Find each line with the word "toàn" and say how many there are, nothing else.
:: Stored rows ::
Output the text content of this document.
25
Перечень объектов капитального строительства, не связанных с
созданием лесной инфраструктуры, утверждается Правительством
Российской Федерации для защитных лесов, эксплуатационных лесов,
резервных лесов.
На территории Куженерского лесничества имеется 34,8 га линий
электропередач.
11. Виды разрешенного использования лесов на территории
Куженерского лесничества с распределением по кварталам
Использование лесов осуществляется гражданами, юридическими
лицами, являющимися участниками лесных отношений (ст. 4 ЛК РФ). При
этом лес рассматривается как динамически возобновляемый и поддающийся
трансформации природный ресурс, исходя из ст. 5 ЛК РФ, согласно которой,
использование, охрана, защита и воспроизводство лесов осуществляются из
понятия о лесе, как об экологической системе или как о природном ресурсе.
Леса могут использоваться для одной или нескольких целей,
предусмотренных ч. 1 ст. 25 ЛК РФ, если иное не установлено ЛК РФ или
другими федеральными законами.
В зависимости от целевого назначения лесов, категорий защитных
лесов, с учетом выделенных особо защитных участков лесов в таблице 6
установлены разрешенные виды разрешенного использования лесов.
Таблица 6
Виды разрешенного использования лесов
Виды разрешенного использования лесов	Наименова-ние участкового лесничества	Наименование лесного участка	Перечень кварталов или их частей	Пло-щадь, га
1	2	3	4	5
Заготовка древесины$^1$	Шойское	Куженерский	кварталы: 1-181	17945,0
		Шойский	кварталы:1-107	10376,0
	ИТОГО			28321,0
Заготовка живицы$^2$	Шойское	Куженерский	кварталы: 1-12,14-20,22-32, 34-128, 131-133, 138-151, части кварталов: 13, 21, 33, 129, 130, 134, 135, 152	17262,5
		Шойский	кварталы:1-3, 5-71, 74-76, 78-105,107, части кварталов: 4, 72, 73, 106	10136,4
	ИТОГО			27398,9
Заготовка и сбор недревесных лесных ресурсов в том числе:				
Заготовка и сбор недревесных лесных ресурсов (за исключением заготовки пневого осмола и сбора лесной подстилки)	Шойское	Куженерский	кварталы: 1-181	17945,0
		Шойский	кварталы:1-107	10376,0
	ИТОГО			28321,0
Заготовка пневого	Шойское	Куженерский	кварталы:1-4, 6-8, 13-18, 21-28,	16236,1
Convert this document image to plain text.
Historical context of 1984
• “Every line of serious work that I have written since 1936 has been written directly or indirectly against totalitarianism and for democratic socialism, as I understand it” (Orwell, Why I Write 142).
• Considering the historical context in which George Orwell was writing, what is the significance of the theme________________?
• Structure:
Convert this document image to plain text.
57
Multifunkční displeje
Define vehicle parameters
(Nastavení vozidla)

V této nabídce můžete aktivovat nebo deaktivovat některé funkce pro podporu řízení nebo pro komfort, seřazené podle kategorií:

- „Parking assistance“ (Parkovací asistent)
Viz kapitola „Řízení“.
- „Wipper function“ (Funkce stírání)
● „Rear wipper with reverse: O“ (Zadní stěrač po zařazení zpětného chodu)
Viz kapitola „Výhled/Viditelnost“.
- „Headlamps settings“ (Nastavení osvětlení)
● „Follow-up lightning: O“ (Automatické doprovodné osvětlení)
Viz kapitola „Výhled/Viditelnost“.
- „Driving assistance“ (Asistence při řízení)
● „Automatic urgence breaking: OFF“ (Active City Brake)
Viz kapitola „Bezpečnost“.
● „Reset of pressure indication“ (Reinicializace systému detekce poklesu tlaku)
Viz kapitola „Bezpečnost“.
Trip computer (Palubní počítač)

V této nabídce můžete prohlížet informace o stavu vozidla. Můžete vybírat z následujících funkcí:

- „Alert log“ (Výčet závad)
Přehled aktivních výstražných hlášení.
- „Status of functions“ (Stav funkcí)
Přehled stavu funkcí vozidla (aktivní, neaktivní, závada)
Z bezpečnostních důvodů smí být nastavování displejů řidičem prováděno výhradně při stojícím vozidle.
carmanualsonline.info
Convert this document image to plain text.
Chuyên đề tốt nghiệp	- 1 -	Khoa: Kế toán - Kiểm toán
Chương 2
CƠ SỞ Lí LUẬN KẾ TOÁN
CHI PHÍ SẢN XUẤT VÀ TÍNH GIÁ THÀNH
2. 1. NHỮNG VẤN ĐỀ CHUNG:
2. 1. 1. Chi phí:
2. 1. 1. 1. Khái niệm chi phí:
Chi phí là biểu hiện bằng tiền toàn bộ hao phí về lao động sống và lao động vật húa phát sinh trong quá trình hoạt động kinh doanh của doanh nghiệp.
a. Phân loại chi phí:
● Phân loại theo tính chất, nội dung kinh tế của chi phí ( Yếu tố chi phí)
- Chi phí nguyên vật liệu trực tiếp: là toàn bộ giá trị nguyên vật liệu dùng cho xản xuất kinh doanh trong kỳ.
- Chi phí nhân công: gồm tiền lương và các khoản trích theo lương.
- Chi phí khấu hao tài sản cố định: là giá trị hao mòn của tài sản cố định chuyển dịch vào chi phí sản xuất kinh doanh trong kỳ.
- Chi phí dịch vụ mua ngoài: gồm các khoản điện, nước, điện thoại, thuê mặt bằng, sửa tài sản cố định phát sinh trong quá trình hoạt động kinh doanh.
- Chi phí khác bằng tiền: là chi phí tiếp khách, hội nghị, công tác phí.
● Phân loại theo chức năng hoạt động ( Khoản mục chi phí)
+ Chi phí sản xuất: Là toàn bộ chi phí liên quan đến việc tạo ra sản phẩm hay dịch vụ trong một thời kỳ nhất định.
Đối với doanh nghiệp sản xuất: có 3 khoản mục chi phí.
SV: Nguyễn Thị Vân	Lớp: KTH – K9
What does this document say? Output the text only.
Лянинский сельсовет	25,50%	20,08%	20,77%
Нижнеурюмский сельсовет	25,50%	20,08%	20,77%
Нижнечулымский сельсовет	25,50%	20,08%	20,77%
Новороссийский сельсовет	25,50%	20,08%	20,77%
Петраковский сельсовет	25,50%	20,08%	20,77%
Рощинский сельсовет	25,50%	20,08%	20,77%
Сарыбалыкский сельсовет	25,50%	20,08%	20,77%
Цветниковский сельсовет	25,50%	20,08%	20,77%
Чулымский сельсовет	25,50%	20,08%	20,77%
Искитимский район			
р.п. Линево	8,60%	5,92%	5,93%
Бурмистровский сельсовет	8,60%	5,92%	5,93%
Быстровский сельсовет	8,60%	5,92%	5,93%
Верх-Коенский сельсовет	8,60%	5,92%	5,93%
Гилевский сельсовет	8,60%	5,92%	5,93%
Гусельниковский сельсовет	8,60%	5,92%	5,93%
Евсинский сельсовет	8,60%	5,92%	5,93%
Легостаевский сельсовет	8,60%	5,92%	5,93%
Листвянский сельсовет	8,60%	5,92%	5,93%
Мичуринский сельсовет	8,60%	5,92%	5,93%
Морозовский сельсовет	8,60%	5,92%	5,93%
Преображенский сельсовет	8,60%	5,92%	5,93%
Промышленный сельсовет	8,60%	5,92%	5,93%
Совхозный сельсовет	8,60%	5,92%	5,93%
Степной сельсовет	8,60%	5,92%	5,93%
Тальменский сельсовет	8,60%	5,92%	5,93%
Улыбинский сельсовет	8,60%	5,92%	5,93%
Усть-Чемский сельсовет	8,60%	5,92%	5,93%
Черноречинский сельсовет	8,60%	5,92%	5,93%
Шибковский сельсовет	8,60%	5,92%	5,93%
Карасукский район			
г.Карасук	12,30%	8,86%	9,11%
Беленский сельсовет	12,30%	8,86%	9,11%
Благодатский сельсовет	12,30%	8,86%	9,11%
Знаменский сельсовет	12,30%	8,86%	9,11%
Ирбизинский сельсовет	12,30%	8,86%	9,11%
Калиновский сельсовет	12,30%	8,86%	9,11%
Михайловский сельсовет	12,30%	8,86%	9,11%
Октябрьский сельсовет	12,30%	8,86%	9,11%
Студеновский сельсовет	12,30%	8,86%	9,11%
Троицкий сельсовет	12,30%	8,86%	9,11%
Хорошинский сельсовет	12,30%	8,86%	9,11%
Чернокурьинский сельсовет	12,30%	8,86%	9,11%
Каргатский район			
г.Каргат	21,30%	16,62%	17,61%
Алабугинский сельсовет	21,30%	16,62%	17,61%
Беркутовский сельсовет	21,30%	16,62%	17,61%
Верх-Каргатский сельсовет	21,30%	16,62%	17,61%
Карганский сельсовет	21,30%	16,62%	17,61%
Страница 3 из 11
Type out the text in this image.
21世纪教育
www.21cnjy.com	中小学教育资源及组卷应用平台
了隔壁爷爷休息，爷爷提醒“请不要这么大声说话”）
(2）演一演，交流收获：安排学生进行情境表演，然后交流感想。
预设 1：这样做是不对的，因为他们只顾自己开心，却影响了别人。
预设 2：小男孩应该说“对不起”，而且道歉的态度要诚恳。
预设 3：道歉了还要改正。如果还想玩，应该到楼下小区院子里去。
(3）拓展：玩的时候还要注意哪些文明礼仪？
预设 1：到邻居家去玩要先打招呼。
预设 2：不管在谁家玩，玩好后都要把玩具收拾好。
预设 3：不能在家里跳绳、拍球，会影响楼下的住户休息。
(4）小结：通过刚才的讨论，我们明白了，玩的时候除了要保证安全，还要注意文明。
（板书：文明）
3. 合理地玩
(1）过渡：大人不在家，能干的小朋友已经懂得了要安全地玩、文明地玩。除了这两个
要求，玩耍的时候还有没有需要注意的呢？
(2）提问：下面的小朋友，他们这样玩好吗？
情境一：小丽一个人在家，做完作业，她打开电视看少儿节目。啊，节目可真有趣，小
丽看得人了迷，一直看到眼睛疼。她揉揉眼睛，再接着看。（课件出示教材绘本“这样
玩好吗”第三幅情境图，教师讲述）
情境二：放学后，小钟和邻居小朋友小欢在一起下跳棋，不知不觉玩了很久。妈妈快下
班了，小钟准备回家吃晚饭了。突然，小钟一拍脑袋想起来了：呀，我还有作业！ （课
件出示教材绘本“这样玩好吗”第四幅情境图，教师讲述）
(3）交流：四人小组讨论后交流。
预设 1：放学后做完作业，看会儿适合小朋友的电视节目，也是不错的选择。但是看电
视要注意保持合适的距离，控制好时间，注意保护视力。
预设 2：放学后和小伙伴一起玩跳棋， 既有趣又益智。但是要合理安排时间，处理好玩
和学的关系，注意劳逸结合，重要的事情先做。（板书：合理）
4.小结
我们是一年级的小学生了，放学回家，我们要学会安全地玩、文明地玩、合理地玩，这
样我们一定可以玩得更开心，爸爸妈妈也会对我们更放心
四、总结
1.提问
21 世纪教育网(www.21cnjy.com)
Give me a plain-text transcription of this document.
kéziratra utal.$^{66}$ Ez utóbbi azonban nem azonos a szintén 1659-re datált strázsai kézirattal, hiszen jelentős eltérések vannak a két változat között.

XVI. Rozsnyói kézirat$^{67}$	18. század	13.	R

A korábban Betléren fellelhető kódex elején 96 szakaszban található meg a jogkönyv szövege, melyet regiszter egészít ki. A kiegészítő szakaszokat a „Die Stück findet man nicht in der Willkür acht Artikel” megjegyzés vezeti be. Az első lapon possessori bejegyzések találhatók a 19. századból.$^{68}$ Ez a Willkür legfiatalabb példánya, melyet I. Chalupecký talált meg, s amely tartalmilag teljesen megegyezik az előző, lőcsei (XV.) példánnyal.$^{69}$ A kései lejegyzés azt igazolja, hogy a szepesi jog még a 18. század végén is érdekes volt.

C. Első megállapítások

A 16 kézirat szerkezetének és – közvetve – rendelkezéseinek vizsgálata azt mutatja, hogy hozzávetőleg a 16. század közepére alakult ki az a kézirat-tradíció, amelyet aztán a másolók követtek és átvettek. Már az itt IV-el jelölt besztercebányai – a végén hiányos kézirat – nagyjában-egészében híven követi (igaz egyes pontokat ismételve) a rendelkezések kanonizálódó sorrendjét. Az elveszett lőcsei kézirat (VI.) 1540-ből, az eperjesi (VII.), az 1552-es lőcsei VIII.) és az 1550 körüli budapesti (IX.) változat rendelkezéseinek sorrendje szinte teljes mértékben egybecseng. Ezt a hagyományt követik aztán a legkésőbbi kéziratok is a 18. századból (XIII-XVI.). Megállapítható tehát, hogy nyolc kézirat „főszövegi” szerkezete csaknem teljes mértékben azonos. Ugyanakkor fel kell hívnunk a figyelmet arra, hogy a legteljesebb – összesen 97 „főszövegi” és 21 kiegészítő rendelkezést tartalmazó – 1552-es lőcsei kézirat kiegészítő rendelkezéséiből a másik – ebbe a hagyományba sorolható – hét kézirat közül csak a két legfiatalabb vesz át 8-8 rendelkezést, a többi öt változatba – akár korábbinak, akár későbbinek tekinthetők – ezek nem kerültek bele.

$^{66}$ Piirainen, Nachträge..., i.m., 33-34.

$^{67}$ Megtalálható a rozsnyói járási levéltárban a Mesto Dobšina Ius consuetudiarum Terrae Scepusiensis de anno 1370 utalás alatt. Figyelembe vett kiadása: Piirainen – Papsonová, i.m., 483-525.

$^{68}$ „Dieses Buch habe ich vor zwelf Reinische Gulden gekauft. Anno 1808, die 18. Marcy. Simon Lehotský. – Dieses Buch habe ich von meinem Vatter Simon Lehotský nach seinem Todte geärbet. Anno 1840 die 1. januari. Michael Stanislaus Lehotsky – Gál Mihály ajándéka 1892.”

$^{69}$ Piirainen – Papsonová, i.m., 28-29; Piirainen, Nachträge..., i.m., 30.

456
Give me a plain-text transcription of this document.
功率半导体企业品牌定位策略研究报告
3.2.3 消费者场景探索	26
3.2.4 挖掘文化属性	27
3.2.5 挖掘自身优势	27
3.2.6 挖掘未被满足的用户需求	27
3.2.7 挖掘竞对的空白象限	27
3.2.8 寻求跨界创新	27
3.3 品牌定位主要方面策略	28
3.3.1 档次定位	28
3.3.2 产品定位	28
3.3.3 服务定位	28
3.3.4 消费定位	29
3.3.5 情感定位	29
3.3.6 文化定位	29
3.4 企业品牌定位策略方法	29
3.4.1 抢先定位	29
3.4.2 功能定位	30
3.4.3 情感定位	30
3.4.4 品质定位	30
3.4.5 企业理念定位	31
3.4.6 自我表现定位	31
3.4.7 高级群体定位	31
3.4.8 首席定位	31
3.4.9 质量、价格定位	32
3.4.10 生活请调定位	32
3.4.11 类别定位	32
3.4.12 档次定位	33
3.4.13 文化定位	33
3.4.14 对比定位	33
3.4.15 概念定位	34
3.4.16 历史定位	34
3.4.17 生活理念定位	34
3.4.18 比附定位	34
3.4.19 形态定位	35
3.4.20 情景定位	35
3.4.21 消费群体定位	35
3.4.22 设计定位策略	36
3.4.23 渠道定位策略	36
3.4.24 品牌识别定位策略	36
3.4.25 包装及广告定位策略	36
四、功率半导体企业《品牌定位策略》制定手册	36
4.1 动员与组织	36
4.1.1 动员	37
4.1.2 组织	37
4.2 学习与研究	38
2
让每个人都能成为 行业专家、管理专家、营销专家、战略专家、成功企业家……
:::
• **Exercise solution**: 3